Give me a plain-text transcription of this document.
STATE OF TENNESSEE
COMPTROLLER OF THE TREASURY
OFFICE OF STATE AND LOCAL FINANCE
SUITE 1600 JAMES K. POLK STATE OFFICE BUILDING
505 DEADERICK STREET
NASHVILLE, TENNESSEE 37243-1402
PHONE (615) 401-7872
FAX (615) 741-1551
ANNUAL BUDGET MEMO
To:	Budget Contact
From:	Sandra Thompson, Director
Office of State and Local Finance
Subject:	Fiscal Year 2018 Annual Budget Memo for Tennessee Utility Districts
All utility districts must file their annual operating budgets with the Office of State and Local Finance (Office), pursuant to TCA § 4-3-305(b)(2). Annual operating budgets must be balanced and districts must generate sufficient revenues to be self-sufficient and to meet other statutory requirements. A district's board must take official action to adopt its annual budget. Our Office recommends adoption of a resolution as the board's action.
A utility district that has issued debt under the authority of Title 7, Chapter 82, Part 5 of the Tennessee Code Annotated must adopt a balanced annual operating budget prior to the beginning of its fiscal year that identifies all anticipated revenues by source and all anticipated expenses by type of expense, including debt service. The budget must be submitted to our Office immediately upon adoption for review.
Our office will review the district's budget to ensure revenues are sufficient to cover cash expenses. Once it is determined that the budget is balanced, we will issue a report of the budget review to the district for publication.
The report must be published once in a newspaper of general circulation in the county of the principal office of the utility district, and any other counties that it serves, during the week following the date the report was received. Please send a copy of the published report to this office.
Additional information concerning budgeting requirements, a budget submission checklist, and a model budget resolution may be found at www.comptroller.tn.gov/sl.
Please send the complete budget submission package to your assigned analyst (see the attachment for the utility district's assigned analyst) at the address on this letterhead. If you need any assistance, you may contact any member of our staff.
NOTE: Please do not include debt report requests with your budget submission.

━━━

__Exercise requirements__: Faithfully transcribe the whole of the data.

__Result__:
Give me a plain-text transcription of this document.
STATE OF TENNESSEE
COMPTROLLER OF THE TREASURY
OFFICE OF STATE AND LOCAL FINANCE
SUITE 1600 JAMES K. POLK STATE OFFICE BUILDING
505 DEADERICK STREET
NASHVILLE, TENNESSEE 37243-1402
PHONE (615) 401-7872
FAX (615) 741-1551
ANNUAL BUDGET MEMO
To:	Budget Contact
From:	Sandra Thompson, Director
Office of State and Local Finance
Subject:	Fiscal Year 2018 Annual Budget Memo for Tennessee Utility Districts
All utility districts must file their annual operating budgets with the Office of State and Local Finance (Office), pursuant to TCA § 4-3-305(b)(2). Annual operating budgets must be balanced and districts must generate sufficient revenues to be self-sufficient and to meet other statutory requirements. A district's board must take official action to adopt its annual budget. Our Office recommends adoption of a resolution as the board's action.
A utility district that has issued debt under the authority of Title 7, Chapter 82, Part 5 of the Tennessee Code Annotated must adopt a balanced annual operating budget prior to the beginning of its fiscal year that identifies all anticipated revenues by source and all anticipated expenses by type of expense, including debt service. The budget must be submitted to our Office immediately upon adoption for review.
Our office will review the district's budget to ensure revenues are sufficient to cover cash expenses. Once it is determined that the budget is balanced, we will issue a report of the budget review to the district for publication.
The report must be published once in a newspaper of general circulation in the county of the principal office of the utility district, and any other counties that it serves, during the week following the date the report was received. Please send a copy of the published report to this office.
Additional information concerning budgeting requirements, a budget submission checklist, and a model budget resolution may be found at www.comptroller.tn.gov/sl.
Please send the complete budget submission package to your assigned analyst (see the attachment for the utility district's assigned analyst) at the address on this letterhead. If you need any assistance, you may contact any member of our staff.
NOTE: Please do not include debt report requests with your budget submission.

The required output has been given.